Records about charts and figures |
##########
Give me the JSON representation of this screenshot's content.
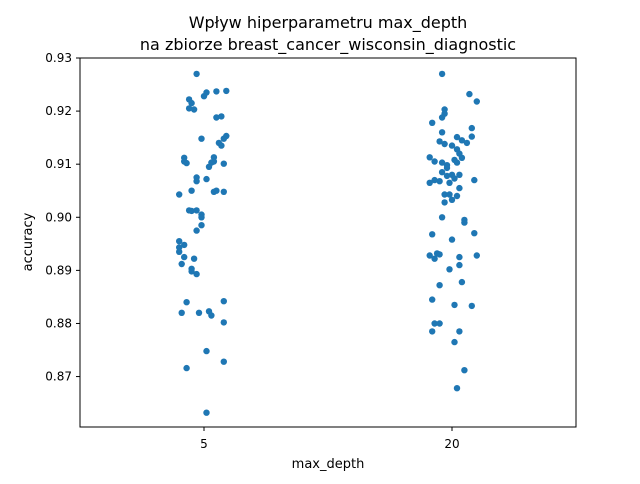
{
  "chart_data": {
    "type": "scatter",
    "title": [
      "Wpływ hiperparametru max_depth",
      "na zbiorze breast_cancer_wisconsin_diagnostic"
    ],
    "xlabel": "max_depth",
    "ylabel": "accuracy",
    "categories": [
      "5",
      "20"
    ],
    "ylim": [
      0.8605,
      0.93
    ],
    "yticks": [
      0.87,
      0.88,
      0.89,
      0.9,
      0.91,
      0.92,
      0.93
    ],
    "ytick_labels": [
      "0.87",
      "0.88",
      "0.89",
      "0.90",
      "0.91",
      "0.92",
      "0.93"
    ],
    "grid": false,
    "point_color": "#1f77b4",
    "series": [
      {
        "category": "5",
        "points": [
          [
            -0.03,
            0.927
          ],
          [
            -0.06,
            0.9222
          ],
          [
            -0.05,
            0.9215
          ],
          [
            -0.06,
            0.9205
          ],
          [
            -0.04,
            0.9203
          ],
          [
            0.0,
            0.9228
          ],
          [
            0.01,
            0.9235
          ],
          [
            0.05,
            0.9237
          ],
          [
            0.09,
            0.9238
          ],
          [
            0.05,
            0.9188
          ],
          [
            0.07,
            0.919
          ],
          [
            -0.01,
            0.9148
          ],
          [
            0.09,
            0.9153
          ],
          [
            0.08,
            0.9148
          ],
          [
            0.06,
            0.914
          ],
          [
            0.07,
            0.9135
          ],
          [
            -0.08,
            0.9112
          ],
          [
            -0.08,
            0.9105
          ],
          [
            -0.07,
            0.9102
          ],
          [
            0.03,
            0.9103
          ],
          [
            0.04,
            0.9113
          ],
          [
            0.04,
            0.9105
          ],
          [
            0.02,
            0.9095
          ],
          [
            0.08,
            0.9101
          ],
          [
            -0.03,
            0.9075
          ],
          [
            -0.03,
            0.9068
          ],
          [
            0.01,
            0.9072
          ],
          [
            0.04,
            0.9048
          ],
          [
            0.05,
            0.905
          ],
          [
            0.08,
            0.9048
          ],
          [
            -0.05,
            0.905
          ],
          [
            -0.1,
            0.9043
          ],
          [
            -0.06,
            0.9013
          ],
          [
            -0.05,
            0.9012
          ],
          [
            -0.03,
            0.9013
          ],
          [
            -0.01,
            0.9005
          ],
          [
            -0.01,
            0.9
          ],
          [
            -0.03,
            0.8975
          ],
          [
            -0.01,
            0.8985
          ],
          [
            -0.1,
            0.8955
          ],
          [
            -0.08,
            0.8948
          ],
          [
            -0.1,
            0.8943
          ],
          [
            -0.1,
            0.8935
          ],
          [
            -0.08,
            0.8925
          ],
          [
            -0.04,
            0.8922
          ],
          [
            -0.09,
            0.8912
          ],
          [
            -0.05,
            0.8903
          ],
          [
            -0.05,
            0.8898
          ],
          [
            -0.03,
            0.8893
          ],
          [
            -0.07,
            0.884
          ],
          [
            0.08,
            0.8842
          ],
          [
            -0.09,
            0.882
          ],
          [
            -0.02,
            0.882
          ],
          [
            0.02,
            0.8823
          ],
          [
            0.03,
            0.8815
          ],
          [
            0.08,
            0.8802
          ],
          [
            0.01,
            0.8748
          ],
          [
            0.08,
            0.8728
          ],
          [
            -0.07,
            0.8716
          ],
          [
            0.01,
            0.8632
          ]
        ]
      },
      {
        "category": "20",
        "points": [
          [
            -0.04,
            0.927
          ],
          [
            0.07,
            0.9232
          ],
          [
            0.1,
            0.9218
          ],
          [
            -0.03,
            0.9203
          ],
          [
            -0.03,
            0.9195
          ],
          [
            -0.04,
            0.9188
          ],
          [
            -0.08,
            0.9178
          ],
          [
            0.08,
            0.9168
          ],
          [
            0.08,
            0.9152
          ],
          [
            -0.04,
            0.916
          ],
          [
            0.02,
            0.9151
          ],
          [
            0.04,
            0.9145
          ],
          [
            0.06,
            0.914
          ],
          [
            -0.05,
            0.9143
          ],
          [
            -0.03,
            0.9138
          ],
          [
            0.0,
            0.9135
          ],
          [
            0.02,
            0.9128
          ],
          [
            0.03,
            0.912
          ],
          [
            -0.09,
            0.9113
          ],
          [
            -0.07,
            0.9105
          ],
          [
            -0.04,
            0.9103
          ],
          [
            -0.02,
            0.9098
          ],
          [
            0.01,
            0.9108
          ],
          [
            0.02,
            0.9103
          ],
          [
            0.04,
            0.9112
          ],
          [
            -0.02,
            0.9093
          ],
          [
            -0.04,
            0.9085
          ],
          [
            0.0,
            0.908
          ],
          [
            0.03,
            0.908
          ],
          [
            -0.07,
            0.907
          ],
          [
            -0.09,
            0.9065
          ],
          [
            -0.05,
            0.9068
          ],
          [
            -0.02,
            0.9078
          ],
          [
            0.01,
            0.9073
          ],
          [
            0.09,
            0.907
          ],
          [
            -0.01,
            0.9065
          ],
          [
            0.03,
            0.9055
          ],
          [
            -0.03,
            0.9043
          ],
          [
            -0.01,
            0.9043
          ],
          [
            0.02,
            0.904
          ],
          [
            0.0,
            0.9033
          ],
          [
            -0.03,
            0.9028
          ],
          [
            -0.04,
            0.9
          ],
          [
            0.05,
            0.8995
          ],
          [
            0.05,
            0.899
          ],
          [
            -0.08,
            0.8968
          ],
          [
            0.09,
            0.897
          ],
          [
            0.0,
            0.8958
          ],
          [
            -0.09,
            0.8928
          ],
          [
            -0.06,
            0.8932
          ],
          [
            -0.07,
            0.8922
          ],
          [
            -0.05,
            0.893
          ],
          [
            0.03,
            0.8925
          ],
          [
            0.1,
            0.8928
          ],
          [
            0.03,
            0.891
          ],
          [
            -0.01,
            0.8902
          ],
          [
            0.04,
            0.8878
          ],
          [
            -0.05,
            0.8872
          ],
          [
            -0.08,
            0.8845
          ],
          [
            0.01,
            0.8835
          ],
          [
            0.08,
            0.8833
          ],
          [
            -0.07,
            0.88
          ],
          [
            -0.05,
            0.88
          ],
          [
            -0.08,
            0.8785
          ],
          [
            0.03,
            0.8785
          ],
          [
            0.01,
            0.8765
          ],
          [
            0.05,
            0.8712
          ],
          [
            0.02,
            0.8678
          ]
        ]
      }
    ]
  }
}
##########
Task instructions | Write out each entry exactly as given, omitting any picture.

The result |
Give me the JSON representation of this screenshot's content.
{
  "chart_data": {
    "type": "scatter",
    "title": [
      "Wpływ hiperparametru max_depth",
      "na zbiorze breast_cancer_wisconsin_diagnostic"
    ],
    "xlabel": "max_depth",
    "ylabel": "accuracy",
    "categories": [
      "5",
      "20"
    ],
    "ylim": [
      0.8605,
      0.93
    ],
    "yticks": [
      0.87,
      0.88,
      0.89,
      0.9,
      0.91,
      0.92,
      0.93
    ],
    "ytick_labels": [
      "0.87",
      "0.88",
      "0.89",
      "0.90",
      "0.91",
      "0.92",
      "0.93"
    ],
    "grid": false,
    "point_color": "#1f77b4",
    "series": [
      {
        "category": "5",
        "points": [
          [
            -0.03,
            0.927
          ],
          [
            -0.06,
            0.9222
          ],
          [
            -0.05,
            0.9215
          ],
          [
            -0.06,
            0.9205
          ],
          [
            -0.04,
            0.9203
          ],
          [
            0.0,
            0.9228
          ],
          [
            0.01,
            0.9235
          ],
          [
            0.05,
            0.9237
          ],
          [
            0.09,
            0.9238
          ],
          [
            0.05,
            0.9188
          ],
          [
            0.07,
            0.919
          ],
          [
            -0.01,
            0.9148
          ],
          [
            0.09,
            0.9153
          ],
          [
            0.08,
            0.9148
          ],
          [
            0.06,
            0.914
          ],
          [
            0.07,
            0.9135
          ],
          [
            -0.08,
            0.9112
          ],
          [
            -0.08,
            0.9105
          ],
          [
            -0.07,
            0.9102
          ],
          [
            0.03,
            0.9103
          ],
          [
            0.04,
            0.9113
          ],
          [
            0.04,
            0.9105
          ],
          [
            0.02,
            0.9095
          ],
          [
            0.08,
            0.9101
          ],
          [
            -0.03,
            0.9075
          ],
          [
            -0.03,
            0.9068
          ],
          [
            0.01,
            0.9072
          ],
          [
            0.04,
            0.9048
          ],
          [
            0.05,
            0.905
          ],
          [
            0.08,
            0.9048
          ],
          [
            -0.05,
            0.905
          ],
          [
            -0.1,
            0.9043
          ],
          [
            -0.06,
            0.9013
          ],
          [
            -0.05,
            0.9012
          ],
          [
            -0.03,
            0.9013
          ],
          [
            -0.01,
            0.9005
          ],
          [
            -0.01,
            0.9
          ],
          [
            -0.03,
            0.8975
          ],
          [
            -0.01,
            0.8985
          ],
          [
            -0.1,
            0.8955
          ],
          [
            -0.08,
            0.8948
          ],
          [
            -0.1,
            0.8943
          ],
          [
            -0.1,
            0.8935
          ],
          [
            -0.08,
            0.8925
          ],
          [
            -0.04,
            0.8922
          ],
          [
            -0.09,
            0.8912
          ],
          [
            -0.05,
            0.8903
          ],
          [
            -0.05,
            0.8898
          ],
          [
            -0.03,
            0.8893
          ],
          [
            -0.07,
            0.884
          ],
          [
            0.08,
            0.8842
          ],
          [
            -0.09,
            0.882
          ],
          [
            -0.02,
            0.882
          ],
          [
            0.02,
            0.8823
          ],
          [
            0.03,
            0.8815
          ],
          [
            0.08,
            0.8802
          ],
          [
            0.01,
            0.8748
          ],
          [
            0.08,
            0.8728
          ],
          [
            -0.07,
            0.8716
          ],
          [
            0.01,
            0.8632
          ]
        ]
      },
      {
        "category": "20",
        "points": [
          [
            -0.04,
            0.927
          ],
          [
            0.07,
            0.9232
          ],
          [
            0.1,
            0.9218
          ],
          [
            -0.03,
            0.9203
          ],
          [
            -0.03,
            0.9195
          ],
          [
            -0.04,
            0.9188
          ],
          [
            -0.08,
            0.9178
          ],
          [
            0.08,
            0.9168
          ],
          [
            0.08,
            0.9152
          ],
          [
            -0.04,
            0.916
          ],
          [
            0.02,
            0.9151
          ],
          [
            0.04,
            0.9145
          ],
          [
            0.06,
            0.914
          ],
          [
            -0.05,
            0.9143
          ],
          [
            -0.03,
            0.9138
          ],
          [
            0.0,
            0.9135
          ],
          [
            0.02,
            0.9128
          ],
          [
            0.03,
            0.912
          ],
          [
            -0.09,
            0.9113
          ],
          [
            -0.07,
            0.9105
          ],
          [
            -0.04,
            0.9103
          ],
          [
            -0.02,
            0.9098
          ],
          [
            0.01,
            0.9108
          ],
          [
            0.02,
            0.9103
          ],
          [
            0.04,
            0.9112
          ],
          [
            -0.02,
            0.9093
          ],
          [
            -0.04,
            0.9085
          ],
          [
            0.0,
            0.908
          ],
          [
            0.03,
            0.908
          ],
          [
            -0.07,
            0.907
          ],
          [
            -0.09,
            0.9065
          ],
          [
            -0.05,
            0.9068
          ],
          [
            -0.02,
            0.9078
          ],
          [
            0.01,
            0.9073
          ],
          [
            0.09,
            0.907
          ],
          [
            -0.01,
            0.9065
          ],
          [
            0.03,
            0.9055
          ],
          [
            -0.03,
            0.9043
          ],
          [
            -0.01,
            0.9043
          ],
          [
            0.02,
            0.904
          ],
          [
            0.0,
            0.9033
          ],
          [
            -0.03,
            0.9028
          ],
          [
            -0.04,
            0.9
          ],
          [
            0.05,
            0.8995
          ],
          [
            0.05,
            0.899
          ],
          [
            -0.08,
            0.8968
          ],
          [
            0.09,
            0.897
          ],
          [
            0.0,
            0.8958
          ],
          [
            -0.09,
            0.8928
          ],
          [
            -0.06,
            0.8932
          ],
          [
            -0.07,
            0.8922
          ],
          [
            -0.05,
            0.893
          ],
          [
            0.03,
            0.8925
          ],
          [
            0.1,
            0.8928
          ],
          [
            0.03,
            0.891
          ],
          [
            -0.01,
            0.8902
          ],
          [
            0.04,
            0.8878
          ],
          [
            -0.05,
            0.8872
          ],
          [
            -0.08,
            0.8845
          ],
          [
            0.01,
            0.8835
          ],
          [
            0.08,
            0.8833
          ],
          [
            -0.07,
            0.88
          ],
          [
            -0.05,
            0.88
          ],
          [
            -0.08,
            0.8785
          ],
          [
            0.03,
            0.8785
          ],
          [
            0.01,
            0.8765
          ],
          [
            0.05,
            0.8712
          ],
          [
            0.02,
            0.8678
          ]
        ]
      }
    ]
  }
}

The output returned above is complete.